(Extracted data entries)
⟨

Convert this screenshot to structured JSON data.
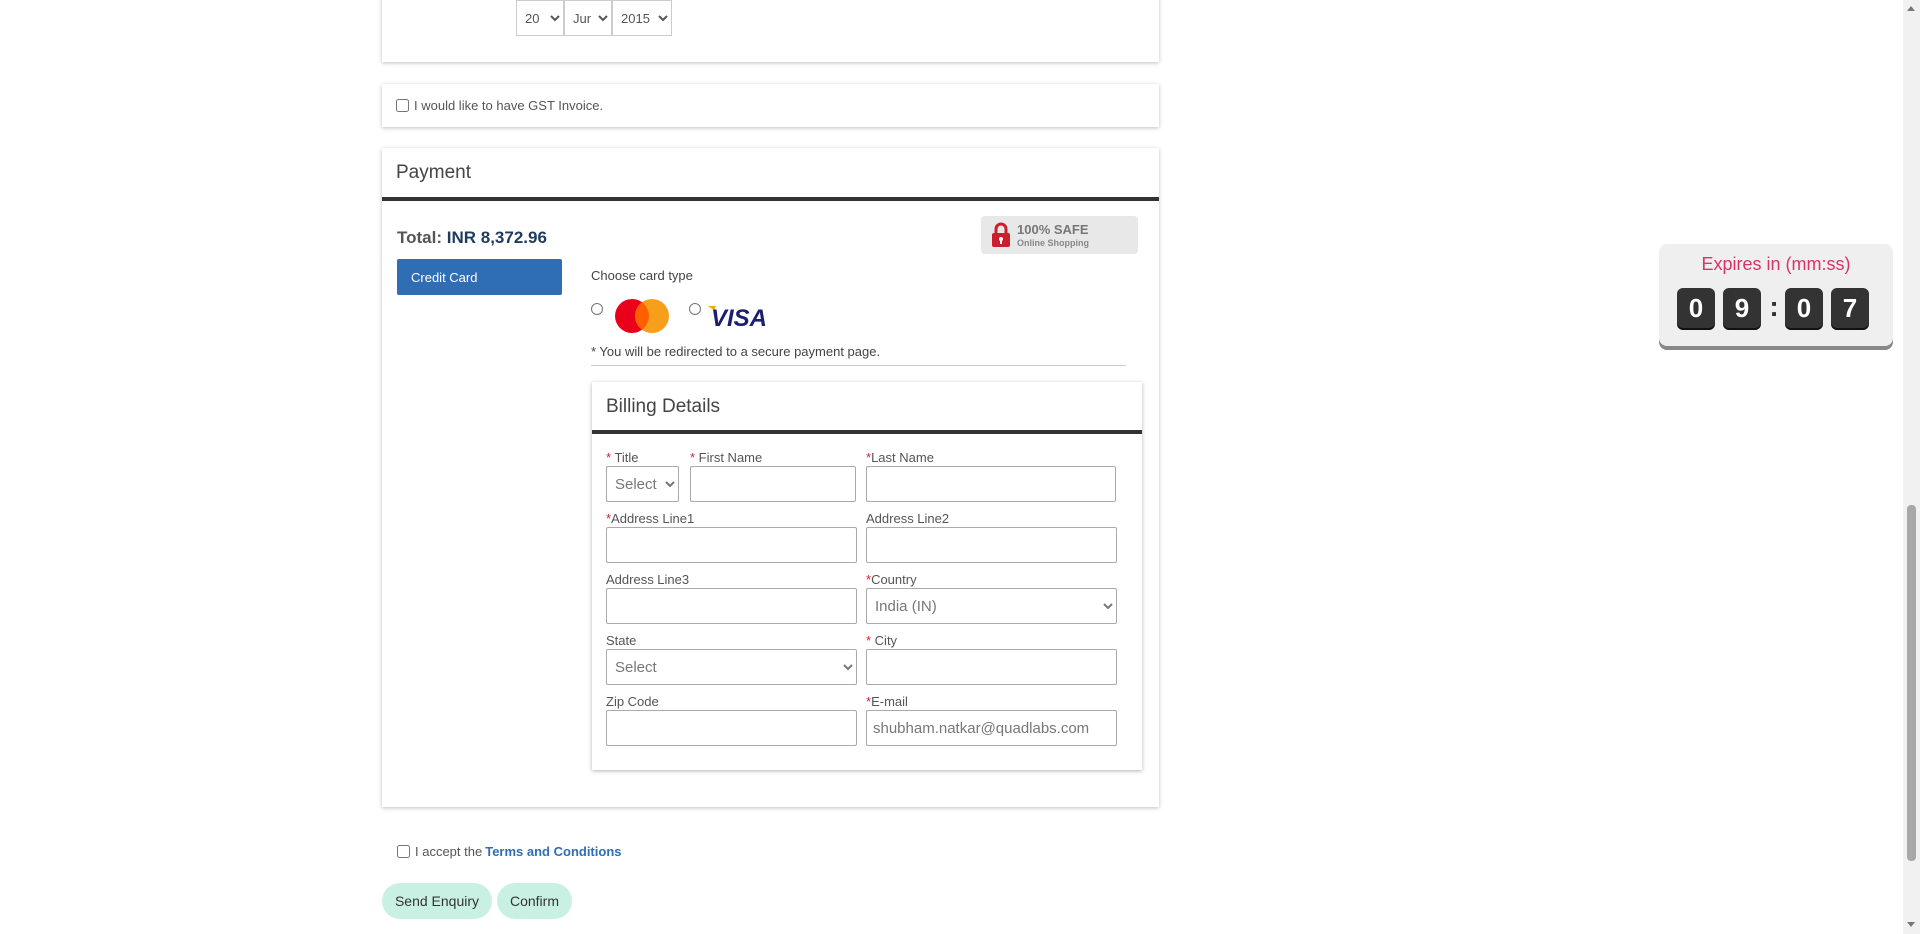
{
  "dob": {
    "day": "20",
    "month": "Jun",
    "year": "2015"
  },
  "gst": {
    "label": "I would like to have GST Invoice."
  },
  "payment": {
    "title": "Payment",
    "total_label": "Total:",
    "total_amount": "INR 8,372.96",
    "method_button": "Credit Card",
    "safe_badge": {
      "line1": "100% SAFE",
      "line2": "Online Shopping"
    },
    "card_type_label": "Choose card type",
    "card_options": [
      "mastercard-logo",
      "visa-logo"
    ],
    "visa_text": "VISA",
    "redirect_note": "* You will be redirected to a secure payment page.",
    "brand_colors": {
      "button": "#2f6db5",
      "required": "#d9232d",
      "mc_red": "#eb001b",
      "mc_orange": "#f79e1b",
      "visa_blue": "#1a1f71"
    }
  },
  "billing": {
    "title": "Billing Details",
    "fields": {
      "title_label": "Title",
      "title_value": "Select",
      "first_name_label": "First Name",
      "last_name_label": "Last Name",
      "address1_label": "Address Line1",
      "address2_label": "Address Line2",
      "address3_label": "Address Line3",
      "country_label": "Country",
      "country_value": "India (IN)",
      "state_label": "State",
      "state_value": "Select",
      "city_label": "City",
      "zip_label": "Zip Code",
      "email_label": "E-mail",
      "email_value": "shubham.natkar@quadlabs.com"
    }
  },
  "terms": {
    "prefix": "I accept the",
    "link": "Terms and Conditions"
  },
  "actions": {
    "send_enquiry": "Send Enquiry",
    "confirm": "Confirm"
  },
  "timer": {
    "label": "Expires in (mm:ss)",
    "digits": [
      "0",
      "9",
      "0",
      "7"
    ],
    "separator": ":"
  }
}
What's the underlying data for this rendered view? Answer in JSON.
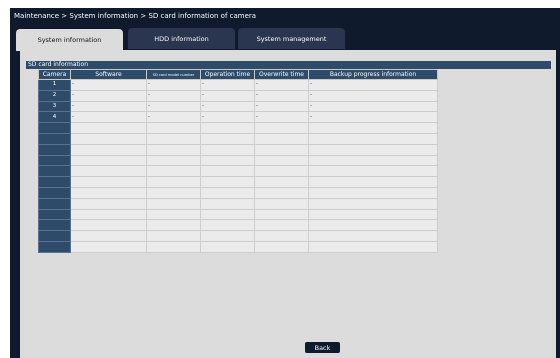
{
  "breadcrumb": "Maintenance > System information > SD card information of camera",
  "tabs": [
    {
      "label": "System information",
      "active": true
    },
    {
      "label": "HDD information",
      "active": false
    },
    {
      "label": "System management",
      "active": false
    }
  ],
  "section_title": "SD card information",
  "table": {
    "headers": [
      "Camera",
      "Software",
      "SD card model number",
      "Operation time",
      "Overwrite time",
      "Backup progress information"
    ],
    "rows": [
      {
        "camera": "1",
        "cells": [
          "-",
          "-",
          "-",
          "-",
          "-"
        ]
      },
      {
        "camera": "2",
        "cells": [
          "-",
          "-",
          "-",
          "-",
          "-"
        ]
      },
      {
        "camera": "3",
        "cells": [
          "-",
          "-",
          "-",
          "-",
          "-"
        ]
      },
      {
        "camera": "4",
        "cells": [
          "-",
          "-",
          "-",
          "-",
          "-"
        ]
      },
      {
        "camera": "",
        "cells": [
          "",
          "",
          "",
          "",
          ""
        ]
      },
      {
        "camera": "",
        "cells": [
          "",
          "",
          "",
          "",
          ""
        ]
      },
      {
        "camera": "",
        "cells": [
          "",
          "",
          "",
          "",
          ""
        ]
      },
      {
        "camera": "",
        "cells": [
          "",
          "",
          "",
          "",
          ""
        ]
      },
      {
        "camera": "",
        "cells": [
          "",
          "",
          "",
          "",
          ""
        ]
      },
      {
        "camera": "",
        "cells": [
          "",
          "",
          "",
          "",
          ""
        ]
      },
      {
        "camera": "",
        "cells": [
          "",
          "",
          "",
          "",
          ""
        ]
      },
      {
        "camera": "",
        "cells": [
          "",
          "",
          "",
          "",
          ""
        ]
      },
      {
        "camera": "",
        "cells": [
          "",
          "",
          "",
          "",
          ""
        ]
      },
      {
        "camera": "",
        "cells": [
          "",
          "",
          "",
          "",
          ""
        ]
      },
      {
        "camera": "",
        "cells": [
          "",
          "",
          "",
          "",
          ""
        ]
      },
      {
        "camera": "",
        "cells": [
          "",
          "",
          "",
          "",
          ""
        ]
      }
    ]
  },
  "back_label": "Back"
}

⟩

Your instructions
Pictures are excluded; copy every other part of the records exactly.

Correct output
Convert this screenshot to structured JSON data.
{
  "dob": {
    "day": "20",
    "month": "Jun",
    "year": "2015"
  },
  "gst": {
    "label": "I would like to have GST Invoice."
  },
  "payment": {
    "title": "Payment",
    "total_label": "Total:",
    "total_amount": "INR 8,372.96",
    "method_button": "Credit Card",
    "safe_badge": {
      "line1": "100% SAFE",
      "line2": "Online Shopping"
    },
    "card_type_label": "Choose card type",
    "card_options": [
      "mastercard-logo",
      "visa-logo"
    ],
    "visa_text": "VISA",
    "redirect_note": "* You will be redirected to a secure payment page.",
    "brand_colors": {
      "button": "#2f6db5",
      "required": "#d9232d",
      "mc_red": "#eb001b",
      "mc_orange": "#f79e1b",
      "visa_blue": "#1a1f71"
    }
  },
  "billing": {
    "title": "Billing Details",
    "fields": {
      "title_label": "Title",
      "title_value": "Select",
      "first_name_label": "First Name",
      "last_name_label": "Last Name",
      "address1_label": "Address Line1",
      "address2_label": "Address Line2",
      "address3_label": "Address Line3",
      "country_label": "Country",
      "country_value": "India (IN)",
      "state_label": "State",
      "state_value": "Select",
      "city_label": "City",
      "zip_label": "Zip Code",
      "email_label": "E-mail",
      "email_value": "shubham.natkar@quadlabs.com"
    }
  },
  "terms": {
    "prefix": "I accept the",
    "link": "Terms and Conditions"
  },
  "actions": {
    "send_enquiry": "Send Enquiry",
    "confirm": "Confirm"
  },
  "timer": {
    "label": "Expires in (mm:ss)",
    "digits": [
      "0",
      "9",
      "0",
      "7"
    ],
    "separator": ":"
  }
}
What's the underlying data for this rendered view? Answer in JSON.
{
  "breadcrumb": "Maintenance > System information > SD card information of camera",
  "tabs": [
    {
      "label": "System information",
      "active": true
    },
    {
      "label": "HDD information",
      "active": false
    },
    {
      "label": "System management",
      "active": false
    }
  ],
  "section_title": "SD card information",
  "table": {
    "headers": [
      "Camera",
      "Software",
      "SD card model number",
      "Operation time",
      "Overwrite time",
      "Backup progress information"
    ],
    "rows": [
      {
        "camera": "1",
        "cells": [
          "-",
          "-",
          "-",
          "-",
          "-"
        ]
      },
      {
        "camera": "2",
        "cells": [
          "-",
          "-",
          "-",
          "-",
          "-"
        ]
      },
      {
        "camera": "3",
        "cells": [
          "-",
          "-",
          "-",
          "-",
          "-"
        ]
      },
      {
        "camera": "4",
        "cells": [
          "-",
          "-",
          "-",
          "-",
          "-"
        ]
      },
      {
        "camera": "",
        "cells": [
          "",
          "",
          "",
          "",
          ""
        ]
      },
      {
        "camera": "",
        "cells": [
          "",
          "",
          "",
          "",
          ""
        ]
      },
      {
        "camera": "",
        "cells": [
          "",
          "",
          "",
          "",
          ""
        ]
      },
      {
        "camera": "",
        "cells": [
          "",
          "",
          "",
          "",
          ""
        ]
      },
      {
        "camera": "",
        "cells": [
          "",
          "",
          "",
          "",
          ""
        ]
      },
      {
        "camera": "",
        "cells": [
          "",
          "",
          "",
          "",
          ""
        ]
      },
      {
        "camera": "",
        "cells": [
          "",
          "",
          "",
          "",
          ""
        ]
      },
      {
        "camera": "",
        "cells": [
          "",
          "",
          "",
          "",
          ""
        ]
      },
      {
        "camera": "",
        "cells": [
          "",
          "",
          "",
          "",
          ""
        ]
      },
      {
        "camera": "",
        "cells": [
          "",
          "",
          "",
          "",
          ""
        ]
      },
      {
        "camera": "",
        "cells": [
          "",
          "",
          "",
          "",
          ""
        ]
      },
      {
        "camera": "",
        "cells": [
          "",
          "",
          "",
          "",
          ""
        ]
      }
    ]
  },
  "back_label": "Back"
}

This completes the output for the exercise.